Write out all entries word for word.

*** ITEMS

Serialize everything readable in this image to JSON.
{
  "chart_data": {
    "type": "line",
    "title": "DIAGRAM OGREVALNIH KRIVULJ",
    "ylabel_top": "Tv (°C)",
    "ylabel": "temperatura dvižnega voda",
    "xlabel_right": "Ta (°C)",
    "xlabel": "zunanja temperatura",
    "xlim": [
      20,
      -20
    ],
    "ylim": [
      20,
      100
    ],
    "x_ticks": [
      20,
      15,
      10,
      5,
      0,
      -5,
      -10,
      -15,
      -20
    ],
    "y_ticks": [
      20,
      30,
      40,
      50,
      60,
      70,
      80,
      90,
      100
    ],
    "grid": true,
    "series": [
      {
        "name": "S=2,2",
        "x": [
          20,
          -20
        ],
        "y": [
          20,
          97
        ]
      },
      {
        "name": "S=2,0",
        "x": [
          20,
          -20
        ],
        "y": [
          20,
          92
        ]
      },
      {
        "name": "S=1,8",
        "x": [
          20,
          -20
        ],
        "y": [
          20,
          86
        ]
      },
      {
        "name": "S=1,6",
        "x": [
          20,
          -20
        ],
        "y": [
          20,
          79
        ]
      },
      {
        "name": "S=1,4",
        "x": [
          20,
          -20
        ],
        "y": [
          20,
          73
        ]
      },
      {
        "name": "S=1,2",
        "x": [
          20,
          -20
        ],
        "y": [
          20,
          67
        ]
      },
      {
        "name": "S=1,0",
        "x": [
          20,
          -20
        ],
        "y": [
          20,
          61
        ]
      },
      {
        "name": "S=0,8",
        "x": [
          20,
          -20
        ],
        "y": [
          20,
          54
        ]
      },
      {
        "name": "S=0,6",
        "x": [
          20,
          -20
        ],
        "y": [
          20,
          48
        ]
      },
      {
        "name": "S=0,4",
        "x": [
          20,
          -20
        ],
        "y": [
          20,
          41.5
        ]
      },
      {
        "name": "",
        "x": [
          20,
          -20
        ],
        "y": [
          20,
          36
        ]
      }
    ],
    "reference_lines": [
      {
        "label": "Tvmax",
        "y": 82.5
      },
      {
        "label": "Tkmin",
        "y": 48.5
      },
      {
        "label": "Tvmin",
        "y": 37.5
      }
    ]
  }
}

******

# OUTPUT BELOW:
Serialize everything readable in this image to JSON.
{
  "chart_data": {
    "type": "line",
    "title": "DIAGRAM OGREVALNIH KRIVULJ",
    "ylabel_top": "Tv (°C)",
    "ylabel": "temperatura dvižnega voda",
    "xlabel_right": "Ta (°C)",
    "xlabel": "zunanja temperatura",
    "xlim": [
      20,
      -20
    ],
    "ylim": [
      20,
      100
    ],
    "x_ticks": [
      20,
      15,
      10,
      5,
      0,
      -5,
      -10,
      -15,
      -20
    ],
    "y_ticks": [
      20,
      30,
      40,
      50,
      60,
      70,
      80,
      90,
      100
    ],
    "grid": true,
    "series": [
      {
        "name": "S=2,2",
        "x": [
          20,
          -20
        ],
        "y": [
          20,
          97
        ]
      },
      {
        "name": "S=2,0",
        "x": [
          20,
          -20
        ],
        "y": [
          20,
          92
        ]
      },
      {
        "name": "S=1,8",
        "x": [
          20,
          -20
        ],
        "y": [
          20,
          86
        ]
      },
      {
        "name": "S=1,6",
        "x": [
          20,
          -20
        ],
        "y": [
          20,
          79
        ]
      },
      {
        "name": "S=1,4",
        "x": [
          20,
          -20
        ],
        "y": [
          20,
          73
        ]
      },
      {
        "name": "S=1,2",
        "x": [
          20,
          -20
        ],
        "y": [
          20,
          67
        ]
      },
      {
        "name": "S=1,0",
        "x": [
          20,
          -20
        ],
        "y": [
          20,
          61
        ]
      },
      {
        "name": "S=0,8",
        "x": [
          20,
          -20
        ],
        "y": [
          20,
          54
        ]
      },
      {
        "name": "S=0,6",
        "x": [
          20,
          -20
        ],
        "y": [
          20,
          48
        ]
      },
      {
        "name": "S=0,4",
        "x": [
          20,
          -20
        ],
        "y": [
          20,
          41.5
        ]
      },
      {
        "name": "",
        "x": [
          20,
          -20
        ],
        "y": [
          20,
          36
        ]
      }
    ],
    "reference_lines": [
      {
        "label": "Tvmax",
        "y": 82.5
      },
      {
        "label": "Tkmin",
        "y": 48.5
      },
      {
        "label": "Tvmin",
        "y": 37.5
      }
    ]
  }
}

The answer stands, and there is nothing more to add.